> [The problem] Rewrite the entries with every "Social Secrets" changed to "Social Tactics" and nothing else altered. Leave the pictures out of your answer.

--------------------

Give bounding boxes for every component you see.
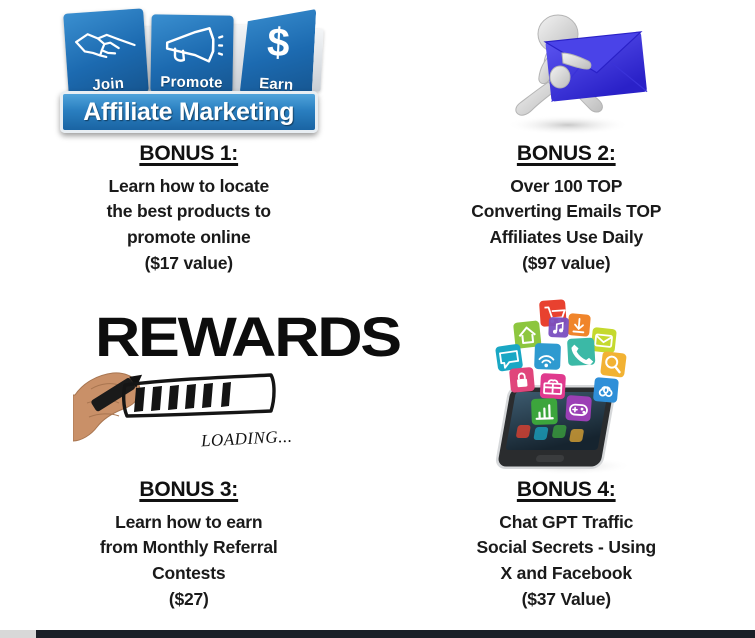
bonus-3-line-3: Contests	[100, 563, 278, 584]
bonus-2-line-2: Converting Emails TOP	[471, 201, 661, 222]
rewards-loading-artwork: REWARDS	[73, 303, 305, 473]
logo-tile-join: Join	[63, 8, 149, 97]
bonus-grid: Join	[0, 0, 755, 638]
handshake-icon	[63, 8, 147, 79]
bonus-2-value: ($97 value)	[471, 253, 661, 274]
bonus-3-title: BONUS 3:	[100, 478, 278, 503]
bonus-3-line-2: from Monthly Referral	[100, 537, 278, 558]
banner-text: Affiliate Marketing	[83, 98, 294, 127]
bonus-card-4: BONUS 4: Chat GPT Traffic Social Secrets…	[378, 298, 755, 638]
logo-tile-promote: Promote	[150, 14, 233, 93]
cropped-bottom-bar	[0, 630, 755, 638]
bonus-4-artwork	[378, 298, 755, 478]
bonus-1-artwork: Join	[0, 0, 378, 142]
bonus-3-value: ($27)	[100, 589, 278, 610]
logo-tile-earn: $ Earn	[239, 5, 316, 97]
bonus-1-title: BONUS 1:	[107, 142, 271, 167]
bonus-1-line-1: Learn how to locate	[107, 176, 271, 197]
bottom-bar-dark-segment	[36, 630, 755, 638]
bonus-card-1: Join	[0, 0, 378, 298]
bottom-bar-light-segment	[0, 630, 36, 638]
smartphone-with-app-icons-icon	[479, 299, 654, 477]
bonus-4-line-2: Social Secrets - Using	[477, 537, 656, 558]
bonus-2-text: BONUS 2: Over 100 TOP Converting Emails …	[471, 142, 661, 273]
bonus-2-line-3: Affiliates Use Daily	[471, 227, 661, 248]
megaphone-icon	[150, 14, 233, 75]
bonus-3-text: BONUS 3: Learn how to earn from Monthly …	[100, 478, 278, 609]
bonus-4-text: BONUS 4: Chat GPT Traffic Social Secrets…	[477, 478, 656, 609]
bonus-4-value: ($37 Value)	[477, 589, 656, 610]
bonus-3-artwork: REWARDS	[0, 298, 378, 478]
bonus-1-line-2: the best products to	[107, 201, 271, 222]
bonus-2-title: BONUS 2:	[471, 142, 661, 167]
affiliate-marketing-logo: Join	[58, 5, 320, 137]
bonus-card-3: REWARDS	[0, 298, 378, 638]
bonus-3-line-1: Learn how to earn	[100, 512, 278, 533]
bonus-4-line-3: X and Facebook	[477, 563, 656, 584]
affiliate-marketing-banner: Affiliate Marketing	[60, 91, 318, 133]
bonus-4-title: BONUS 4:	[477, 478, 656, 503]
bonus-1-text: BONUS 1: Learn how to locate the best pr…	[107, 142, 271, 273]
running-person-with-envelope-icon	[476, 3, 656, 139]
bonus-1-value: ($17 value)	[107, 253, 271, 274]
logo-tiles: Join	[58, 5, 320, 101]
dollar-sign-icon: $	[240, 5, 316, 79]
svg-text:$: $	[266, 20, 291, 65]
bonus-4-line-1: Chat GPT Traffic	[477, 512, 656, 533]
bonus-2-line-1: Over 100 TOP	[471, 176, 661, 197]
bonus-2-artwork	[378, 0, 755, 142]
bonus-card-2: BONUS 2: Over 100 TOP Converting Emails …	[378, 0, 755, 298]
bonus-1-line-3: promote online	[107, 227, 271, 248]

--------------------

> [Result for this exercise]
Give bounding boxes for every component you see.
bonus-3-line-3: Contests	[100, 563, 278, 584]
bonus-2-line-2: Converting Emails TOP	[471, 201, 661, 222]
rewards-loading-artwork: REWARDS	[73, 303, 305, 473]
logo-tile-join: Join	[63, 8, 149, 97]
bonus-grid: Join	[0, 0, 755, 638]
handshake-icon	[63, 8, 147, 79]
bonus-2-value: ($97 value)	[471, 253, 661, 274]
bonus-3-title: BONUS 3:	[100, 478, 278, 503]
bonus-3-line-2: from Monthly Referral	[100, 537, 278, 558]
banner-text: Affiliate Marketing	[83, 98, 294, 127]
bonus-card-4: BONUS 4: Chat GPT Traffic Social Tactics…	[378, 298, 755, 638]
logo-tile-promote: Promote	[150, 14, 233, 93]
cropped-bottom-bar	[0, 630, 755, 638]
bonus-4-artwork	[378, 298, 755, 478]
bonus-1-artwork: Join	[0, 0, 378, 142]
bonus-3-value: ($27)	[100, 589, 278, 610]
logo-tile-earn: $ Earn	[239, 5, 316, 97]
bonus-1-title: BONUS 1:	[107, 142, 271, 167]
bonus-1-line-1: Learn how to locate	[107, 176, 271, 197]
bottom-bar-dark-segment	[36, 630, 755, 638]
bonus-card-1: Join	[0, 0, 378, 298]
bottom-bar-light-segment	[0, 630, 36, 638]
smartphone-with-app-icons-icon	[479, 299, 654, 477]
bonus-4-line-2: Social Tactics - Using	[477, 537, 656, 558]
bonus-2-text: BONUS 2: Over 100 TOP Converting Emails …	[471, 142, 661, 273]
bonus-2-line-3: Affiliates Use Daily	[471, 227, 661, 248]
megaphone-icon	[150, 14, 233, 75]
bonus-3-text: BONUS 3: Learn how to earn from Monthly …	[100, 478, 278, 609]
bonus-4-text: BONUS 4: Chat GPT Traffic Social Tactics…	[477, 478, 656, 609]
bonus-4-value: ($37 Value)	[477, 589, 656, 610]
bonus-3-artwork: REWARDS	[0, 298, 378, 478]
bonus-1-line-2: the best products to	[107, 201, 271, 222]
bonus-2-title: BONUS 2:	[471, 142, 661, 167]
affiliate-marketing-logo: Join	[58, 5, 320, 137]
bonus-card-3: REWARDS	[0, 298, 378, 638]
bonus-3-line-1: Learn how to earn	[100, 512, 278, 533]
bonus-4-line-3: X and Facebook	[477, 563, 656, 584]
affiliate-marketing-banner: Affiliate Marketing	[60, 91, 318, 133]
bonus-4-title: BONUS 4:	[477, 478, 656, 503]
bonus-1-text: BONUS 1: Learn how to locate the best pr…	[107, 142, 271, 273]
running-person-with-envelope-icon	[476, 3, 656, 139]
bonus-1-value: ($17 value)	[107, 253, 271, 274]
logo-tiles: Join	[58, 5, 320, 101]
dollar-sign-icon: $	[240, 5, 316, 79]
svg-text:$: $	[266, 20, 291, 65]
bonus-4-line-1: Chat GPT Traffic	[477, 512, 656, 533]
bonus-2-line-1: Over 100 TOP	[471, 176, 661, 197]
bonus-2-artwork	[378, 0, 755, 142]
bonus-card-2: BONUS 2: Over 100 TOP Converting Emails …	[378, 0, 755, 298]
bonus-1-line-3: promote online	[107, 227, 271, 248]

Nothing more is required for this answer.